Data entries

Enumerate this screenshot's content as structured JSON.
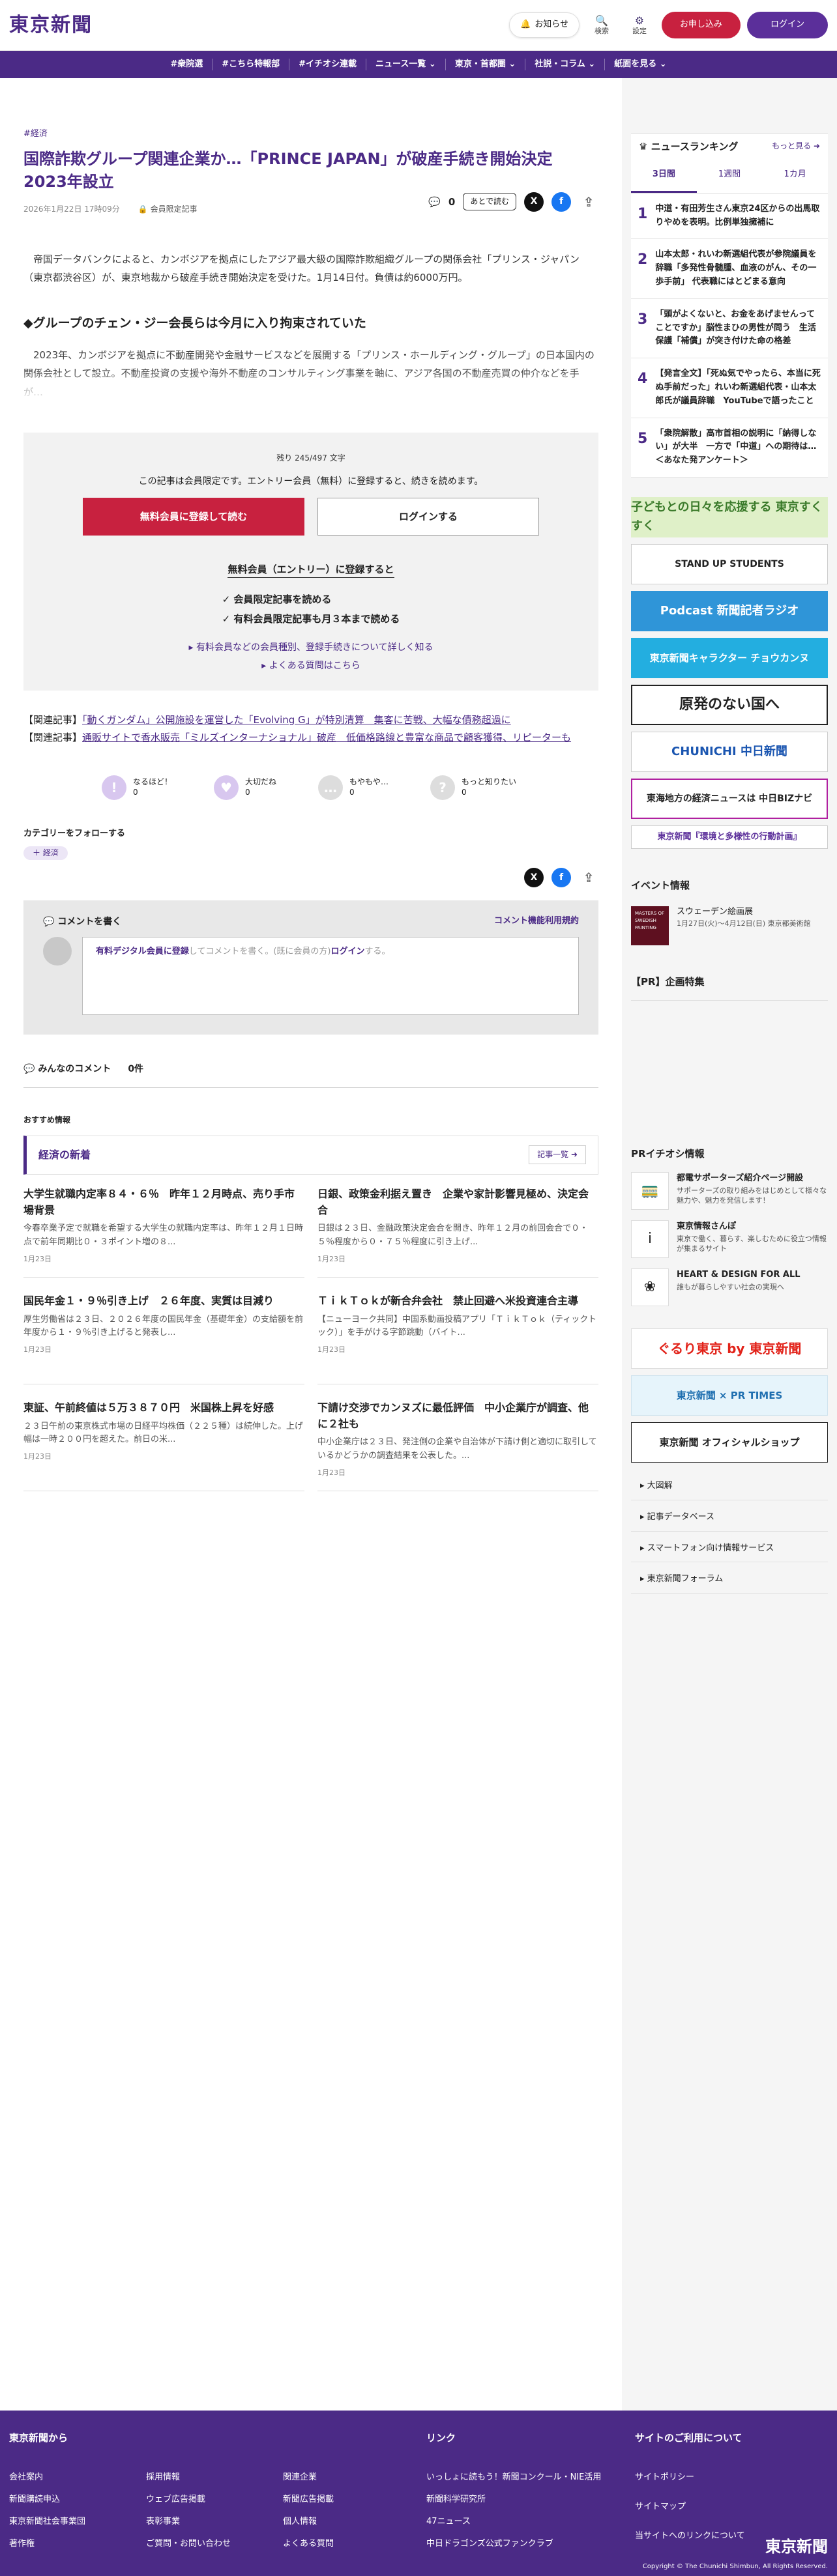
{
  "header": {
    "logo": "東京新聞",
    "notify": "お知らせ",
    "search": "検索",
    "settings": "設定",
    "apply": "お申し込み",
    "login": "ログイン"
  },
  "nav": [
    "#衆院選",
    "#こちら特報部",
    "#イチオシ連載",
    "ニュース一覧 ⌄",
    "東京・首都圏 ⌄",
    "社説・コラム ⌄",
    "紙面を見る ⌄"
  ],
  "article": {
    "tag": "#経済",
    "title": "国際詐欺グループ関連企業か…「PRINCE JAPAN」が破産手続き開始決定 2023年設立",
    "date": "2026年1月22日 17時09分",
    "members": "会員限定記事",
    "comment_count": "0",
    "read_later": "あとで読む",
    "p1": "帝国データバンクによると、カンボジアを拠点にしたアジア最大級の国際詐欺組織グループの関係会社「プリンス・ジャパン（東京都渋谷区）が、東京地裁から破産手続き開始決定を受けた。1月14日付。負債は約6000万円。",
    "h2": "◆グループのチェン・ジー会長らは今月に入り拘束されていた",
    "p2": "2023年、カンボジアを拠点に不動産開発や金融サービスなどを展開する「プリンス・ホールディング・グループ」の日本国内の関係会社として設立。不動産投資の支援や海外不動産のコンサルティング事業を軸に、アジア各国の不動産売買の仲介などを手が…"
  },
  "paywall": {
    "remain": "残り 245/497 文字",
    "msg": "この記事は会員限定です。エントリー会員（無料）に登録すると、続きを読めます。",
    "register": "無料会員に登録して読む",
    "login": "ログインする",
    "head": "無料会員（エントリー）に登録すると",
    "b1": "✓ 会員限定記事を読める",
    "b2": "✓ 有料会員限定記事も月３本まで読める",
    "link1": "▸ 有料会員などの会員種別、登録手続きについて詳しく知る",
    "link2": "▸ よくある質問はこちら"
  },
  "related": {
    "r1_prefix": "【関連記事】",
    "r1": "「動くガンダム」公開施設を運営した「Evolving G」が特別清算　集客に苦戦、大幅な債務超過に",
    "r2_prefix": "【関連記事】",
    "r2": "通販サイトで香水販売「ミルズインターナショナル」破産　低価格路線と豊富な商品で顧客獲得、リピーターも"
  },
  "reactions": [
    {
      "label": "なるほど！",
      "count": "0",
      "glyph": "!"
    },
    {
      "label": "大切だね",
      "count": "0",
      "glyph": "♥"
    },
    {
      "label": "もやもや…",
      "count": "0",
      "glyph": "…"
    },
    {
      "label": "もっと知りたい",
      "count": "0",
      "glyph": "?"
    }
  ],
  "follow": {
    "heading": "カテゴリーをフォローする",
    "chip": "＋ 経済"
  },
  "comment": {
    "heading": "コメントを書く",
    "rules": "コメント機能利用規約",
    "placeholder_a": "有料デジタル会員に登録",
    "placeholder_b": "してコメントを書く。(既に会員の方)",
    "placeholder_c": "ログイン",
    "placeholder_d": "する。"
  },
  "all_comments": {
    "label": "みんなのコメント",
    "count": "0件"
  },
  "recommend": "おすすめ情報",
  "section": {
    "title": "経済の新着",
    "more": "記事一覧 ➜"
  },
  "cards": [
    {
      "title": "大学生就職内定率８４・６％　昨年１２月時点、売り手市場背景",
      "text": "今春卒業予定で就職を希望する大学生の就職内定率は、昨年１２月１日時点で前年同期比０・３ポイント増の８...",
      "date": "1月23日"
    },
    {
      "title": "日銀、政策金利据え置き　企業や家計影響見極め、決定会合",
      "text": "日銀は２３日、金融政策決定会合を開き、昨年１２月の前回会合で０・５％程度から０・７５％程度に引き上げ...",
      "date": "1月23日"
    },
    {
      "title": "国民年金１・９％引き上げ　２６年度、実質は目減り",
      "text": "厚生労働省は２３日、２０２６年度の国民年金（基礎年金）の支給額を前年度から１・９％引き上げると発表し...",
      "date": "1月23日"
    },
    {
      "title": "ＴｉｋＴｏｋが新合弁会社　禁止回避へ米投資連合主導",
      "text": "【ニューヨーク共同】中国系動画投稿アプリ「ＴｉｋＴｏｋ（ティックトック）」を手がける字節跳動（バイト...",
      "date": "1月23日"
    },
    {
      "title": "東証、午前終値は５万３８７０円　米国株上昇を好感",
      "text": "２３日午前の東京株式市場の日経平均株価（２２５種）は続伸した。上げ幅は一時２００円を超えた。前日の米...",
      "date": "1月23日"
    },
    {
      "title": "下請け交渉でカンヌズに最低評価　中小企業庁が調査、他に２社も",
      "text": "中小企業庁は２３日、発注側の企業や自治体が下請け側と適切に取引しているかどうかの調査結果を公表した。...",
      "date": "1月23日"
    }
  ],
  "ranking": {
    "title": "ニュースランキング",
    "more": "もっと見る ➜",
    "tabs": [
      "3日間",
      "1週間",
      "1カ月"
    ],
    "items": [
      "中道・有田芳生さん東京24区からの出馬取りやめを表明。比例単独擁補に",
      "山本太郎・れいわ新選組代表が参院議員を辞職「多発性骨髄腫、血液のがん、その一歩手前」 代表職にはとどまる意向",
      "「頭がよくないと、お金をあげませんってことですか」脳性まひの男性が問う　生活保護「補償」が突き付けた命の格差",
      "【発言全文】「死ぬ気でやったら、本当に死ぬ手前だった」れいわ新選組代表・山本太郎氏が議員辞職　YouTubeで語ったこと",
      "「衆院解散」高市首相の説明に「納得しない」が大半　一方で「中道」への期待は…＜あなた発アンケート＞"
    ]
  },
  "banners": [
    "子どもとの日々を応援する 東京すくすく",
    "STAND UP STUDENTS",
    "Podcast 新聞記者ラジオ",
    "東京新聞キャラクター チョウカンヌ",
    "原発のない国へ",
    "CHUNICHI 中日新聞",
    "東海地方の経済ニュースは 中日BIZナビ",
    "東京新聞『環境と多様性の行動計画』"
  ],
  "events": {
    "heading": "イベント情報",
    "title": "スウェーデン絵画展",
    "sub": "1月27日(火)〜4月12日(日) 東京都美術館",
    "img": "MASTERS OF SWEDISH PAINTING"
  },
  "pr_heading": "【PR】企画特集",
  "pr_ichioshi": {
    "heading": "PRイチオシ情報",
    "items": [
      {
        "t": "都電サポーターズ紹介ページ開設",
        "s": "サポーターズの取り組みをはじめとして様々な魅力や、魅力を発信します！",
        "g": "🚃"
      },
      {
        "t": "東京情報さんぽ",
        "s": "東京で働く、暮らす、楽しむために役立つ情報が集まるサイト",
        "g": "i"
      },
      {
        "t": "HEART & DESIGN FOR ALL",
        "s": "誰もが暮らしやすい社会の実現へ",
        "g": "❀"
      }
    ]
  },
  "side_banners": [
    "ぐるり東京 by 東京新聞",
    "東京新聞 × PR TIMES",
    "東京新聞 オフィシャルショップ"
  ],
  "side_links": [
    "大図解",
    "記事データベース",
    "スマートフォン向け情報サービス",
    "東京新聞フォーラム"
  ],
  "footer": {
    "c1": "東京新聞から",
    "c1_items": [
      "会社案内",
      "採用情報",
      "関連企業",
      "東京新聞読者ページ",
      "新聞購読申込",
      "ウェブ広告掲載",
      "新聞広告掲載",
      "東京新聞社会事業団",
      "表彰事業",
      "個人情報",
      "著作権",
      "ご質問・お問い合わせ",
      "よくある質問"
    ],
    "c2": "リンク",
    "c2_items": [
      "いっしょに読もう！新聞コンクール・NIE活用",
      "新聞科学研究所",
      "47ニュース",
      "中日ドラゴンズ公式ファンクラブ"
    ],
    "c3": "サイトのご利用について",
    "c3_items": [
      "サイトポリシー",
      "サイトマップ",
      "当サイトへのリンクについて"
    ],
    "brand": "東京新聞",
    "copy": "Copyright © The Chunichi Shimbun, All Rights Reserved."
  }
}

▶ **Exercise brief**
From the records above, copy every line that holds the word "label".

▶ **Solution for this task**
      "label": "なるほど！",
      "label": "大切だね",
      "label": "もやもや…",
      "label": "もっと知りたい",
    "label": "みんなのコメント",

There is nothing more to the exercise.